DIRECTION: Of all the lines in the material, how many include the word "body"? Give only the number.
** start of AVAILABLE DATA **
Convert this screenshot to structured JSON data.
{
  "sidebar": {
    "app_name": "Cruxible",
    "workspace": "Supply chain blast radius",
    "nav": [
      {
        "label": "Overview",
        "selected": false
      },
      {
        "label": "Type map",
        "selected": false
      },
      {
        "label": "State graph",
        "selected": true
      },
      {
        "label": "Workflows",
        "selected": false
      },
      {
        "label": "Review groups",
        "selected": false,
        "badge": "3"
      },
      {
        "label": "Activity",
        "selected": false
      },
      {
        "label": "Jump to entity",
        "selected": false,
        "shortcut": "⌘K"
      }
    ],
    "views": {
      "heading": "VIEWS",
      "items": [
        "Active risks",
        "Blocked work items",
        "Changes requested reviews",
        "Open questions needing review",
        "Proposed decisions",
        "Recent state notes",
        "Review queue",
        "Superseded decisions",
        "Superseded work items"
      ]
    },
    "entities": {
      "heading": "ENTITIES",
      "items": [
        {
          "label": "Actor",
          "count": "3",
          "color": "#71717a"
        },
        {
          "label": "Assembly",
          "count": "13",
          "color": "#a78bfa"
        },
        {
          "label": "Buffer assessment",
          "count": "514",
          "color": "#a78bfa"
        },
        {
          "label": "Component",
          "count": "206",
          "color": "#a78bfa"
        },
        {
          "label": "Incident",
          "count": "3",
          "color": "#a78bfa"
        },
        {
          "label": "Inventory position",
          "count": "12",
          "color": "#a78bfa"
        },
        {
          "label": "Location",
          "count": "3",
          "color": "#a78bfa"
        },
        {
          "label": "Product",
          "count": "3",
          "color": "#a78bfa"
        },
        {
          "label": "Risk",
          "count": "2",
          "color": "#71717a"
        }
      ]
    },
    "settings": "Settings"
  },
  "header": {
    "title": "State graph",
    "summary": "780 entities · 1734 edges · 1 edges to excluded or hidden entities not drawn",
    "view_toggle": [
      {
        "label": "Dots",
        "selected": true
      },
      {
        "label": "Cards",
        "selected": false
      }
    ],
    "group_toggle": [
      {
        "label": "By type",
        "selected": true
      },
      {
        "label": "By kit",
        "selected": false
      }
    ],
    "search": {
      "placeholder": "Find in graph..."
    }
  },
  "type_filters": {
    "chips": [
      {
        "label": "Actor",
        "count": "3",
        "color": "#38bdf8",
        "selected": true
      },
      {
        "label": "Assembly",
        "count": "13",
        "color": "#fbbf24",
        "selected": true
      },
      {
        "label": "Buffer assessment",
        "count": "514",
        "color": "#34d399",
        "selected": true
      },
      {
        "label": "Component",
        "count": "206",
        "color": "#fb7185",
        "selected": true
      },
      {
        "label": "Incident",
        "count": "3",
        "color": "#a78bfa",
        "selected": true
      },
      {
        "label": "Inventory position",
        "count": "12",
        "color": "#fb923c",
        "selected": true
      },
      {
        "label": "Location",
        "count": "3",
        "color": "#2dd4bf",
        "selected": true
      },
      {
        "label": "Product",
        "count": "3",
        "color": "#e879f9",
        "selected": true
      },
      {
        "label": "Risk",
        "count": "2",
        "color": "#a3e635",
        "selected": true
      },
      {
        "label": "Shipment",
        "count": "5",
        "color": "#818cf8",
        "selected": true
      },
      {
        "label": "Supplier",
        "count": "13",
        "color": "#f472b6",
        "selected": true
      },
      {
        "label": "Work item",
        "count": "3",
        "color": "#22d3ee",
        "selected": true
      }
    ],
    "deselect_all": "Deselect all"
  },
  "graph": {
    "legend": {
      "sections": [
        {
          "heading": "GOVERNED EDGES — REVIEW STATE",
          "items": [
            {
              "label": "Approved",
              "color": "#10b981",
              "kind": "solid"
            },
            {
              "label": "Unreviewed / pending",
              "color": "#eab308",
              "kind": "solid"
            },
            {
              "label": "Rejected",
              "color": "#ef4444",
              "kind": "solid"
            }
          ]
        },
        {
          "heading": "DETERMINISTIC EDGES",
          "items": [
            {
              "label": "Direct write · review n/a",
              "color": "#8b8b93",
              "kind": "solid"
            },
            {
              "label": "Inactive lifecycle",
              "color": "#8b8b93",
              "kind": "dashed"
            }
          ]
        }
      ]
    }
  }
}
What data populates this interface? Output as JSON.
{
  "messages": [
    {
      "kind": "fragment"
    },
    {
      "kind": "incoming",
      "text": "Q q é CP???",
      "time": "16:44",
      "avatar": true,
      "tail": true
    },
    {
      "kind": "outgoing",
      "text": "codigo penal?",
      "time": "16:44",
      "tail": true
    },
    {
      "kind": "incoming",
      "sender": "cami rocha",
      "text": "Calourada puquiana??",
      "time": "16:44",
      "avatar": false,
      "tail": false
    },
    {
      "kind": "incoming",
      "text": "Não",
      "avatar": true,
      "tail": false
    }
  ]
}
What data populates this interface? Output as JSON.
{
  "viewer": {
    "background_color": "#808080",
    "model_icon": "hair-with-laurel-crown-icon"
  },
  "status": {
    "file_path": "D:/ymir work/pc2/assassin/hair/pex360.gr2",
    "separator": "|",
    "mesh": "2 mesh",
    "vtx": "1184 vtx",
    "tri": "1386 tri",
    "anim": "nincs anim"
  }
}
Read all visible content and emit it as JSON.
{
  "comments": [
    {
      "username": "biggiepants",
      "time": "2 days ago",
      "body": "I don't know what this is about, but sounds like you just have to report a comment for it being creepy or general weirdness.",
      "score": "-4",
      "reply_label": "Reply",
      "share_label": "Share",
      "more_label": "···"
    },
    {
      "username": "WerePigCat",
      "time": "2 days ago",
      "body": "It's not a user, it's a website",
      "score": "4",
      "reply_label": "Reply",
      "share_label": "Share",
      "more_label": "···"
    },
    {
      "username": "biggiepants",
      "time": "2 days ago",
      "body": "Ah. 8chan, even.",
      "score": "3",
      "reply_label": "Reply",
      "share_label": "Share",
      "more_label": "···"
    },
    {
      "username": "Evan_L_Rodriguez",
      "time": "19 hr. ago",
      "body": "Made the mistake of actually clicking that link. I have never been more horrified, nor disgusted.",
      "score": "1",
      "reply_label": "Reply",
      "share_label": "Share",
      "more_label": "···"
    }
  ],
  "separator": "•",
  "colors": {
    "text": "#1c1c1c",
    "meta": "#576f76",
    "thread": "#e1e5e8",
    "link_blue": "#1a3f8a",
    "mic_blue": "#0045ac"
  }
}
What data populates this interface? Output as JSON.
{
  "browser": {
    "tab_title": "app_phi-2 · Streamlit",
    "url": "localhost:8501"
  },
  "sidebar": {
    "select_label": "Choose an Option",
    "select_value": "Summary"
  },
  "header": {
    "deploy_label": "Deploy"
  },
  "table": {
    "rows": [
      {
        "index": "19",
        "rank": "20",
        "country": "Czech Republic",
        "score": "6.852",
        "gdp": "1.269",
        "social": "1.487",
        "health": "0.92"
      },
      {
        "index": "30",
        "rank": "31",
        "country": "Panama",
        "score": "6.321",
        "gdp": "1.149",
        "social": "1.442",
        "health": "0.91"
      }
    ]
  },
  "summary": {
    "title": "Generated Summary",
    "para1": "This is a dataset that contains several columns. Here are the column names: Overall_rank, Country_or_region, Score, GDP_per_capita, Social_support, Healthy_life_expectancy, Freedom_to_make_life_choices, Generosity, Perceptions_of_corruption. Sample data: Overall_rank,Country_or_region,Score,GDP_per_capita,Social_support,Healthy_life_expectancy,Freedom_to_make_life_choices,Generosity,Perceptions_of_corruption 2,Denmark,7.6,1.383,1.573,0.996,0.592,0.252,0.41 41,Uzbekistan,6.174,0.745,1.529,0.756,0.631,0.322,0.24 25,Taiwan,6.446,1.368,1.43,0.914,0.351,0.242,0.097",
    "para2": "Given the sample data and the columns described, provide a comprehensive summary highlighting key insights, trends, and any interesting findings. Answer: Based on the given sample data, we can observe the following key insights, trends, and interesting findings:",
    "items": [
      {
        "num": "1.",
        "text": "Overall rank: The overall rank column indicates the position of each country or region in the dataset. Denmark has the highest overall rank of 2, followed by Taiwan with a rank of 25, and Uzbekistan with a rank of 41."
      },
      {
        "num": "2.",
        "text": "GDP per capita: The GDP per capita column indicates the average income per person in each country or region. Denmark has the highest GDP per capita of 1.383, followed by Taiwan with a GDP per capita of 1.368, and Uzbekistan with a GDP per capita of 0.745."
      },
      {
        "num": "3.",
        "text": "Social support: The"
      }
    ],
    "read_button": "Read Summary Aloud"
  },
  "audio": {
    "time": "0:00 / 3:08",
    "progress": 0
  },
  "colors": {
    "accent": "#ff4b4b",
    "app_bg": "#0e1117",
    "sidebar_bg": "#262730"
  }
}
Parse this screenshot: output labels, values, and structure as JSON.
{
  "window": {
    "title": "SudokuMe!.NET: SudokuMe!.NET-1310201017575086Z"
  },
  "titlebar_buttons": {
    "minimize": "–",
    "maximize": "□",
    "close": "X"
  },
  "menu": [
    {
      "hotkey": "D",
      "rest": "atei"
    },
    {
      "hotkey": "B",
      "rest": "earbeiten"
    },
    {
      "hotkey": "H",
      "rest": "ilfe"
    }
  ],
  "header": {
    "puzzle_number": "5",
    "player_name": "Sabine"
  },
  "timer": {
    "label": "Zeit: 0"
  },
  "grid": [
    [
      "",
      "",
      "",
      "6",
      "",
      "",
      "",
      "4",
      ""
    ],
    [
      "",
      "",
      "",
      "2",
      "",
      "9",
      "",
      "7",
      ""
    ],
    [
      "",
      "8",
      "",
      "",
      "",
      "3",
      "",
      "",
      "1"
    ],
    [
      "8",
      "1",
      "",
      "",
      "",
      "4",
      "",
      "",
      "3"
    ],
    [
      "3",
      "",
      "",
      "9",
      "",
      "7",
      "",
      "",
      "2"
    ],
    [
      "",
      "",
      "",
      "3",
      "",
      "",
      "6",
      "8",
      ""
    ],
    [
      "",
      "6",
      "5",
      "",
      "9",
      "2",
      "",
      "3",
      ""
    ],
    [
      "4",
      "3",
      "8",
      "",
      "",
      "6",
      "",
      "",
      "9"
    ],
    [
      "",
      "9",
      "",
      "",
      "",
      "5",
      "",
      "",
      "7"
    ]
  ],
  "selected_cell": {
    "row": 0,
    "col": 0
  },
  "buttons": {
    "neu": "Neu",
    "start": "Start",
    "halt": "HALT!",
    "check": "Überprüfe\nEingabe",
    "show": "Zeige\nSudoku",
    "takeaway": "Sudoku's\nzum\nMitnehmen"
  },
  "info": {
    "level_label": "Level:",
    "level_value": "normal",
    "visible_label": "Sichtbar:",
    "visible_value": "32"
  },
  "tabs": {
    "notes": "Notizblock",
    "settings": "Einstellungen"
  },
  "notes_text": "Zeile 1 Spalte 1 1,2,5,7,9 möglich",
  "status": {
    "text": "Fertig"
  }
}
** end of AVAILABLE DATA **
EXPECTED ANSWER: 4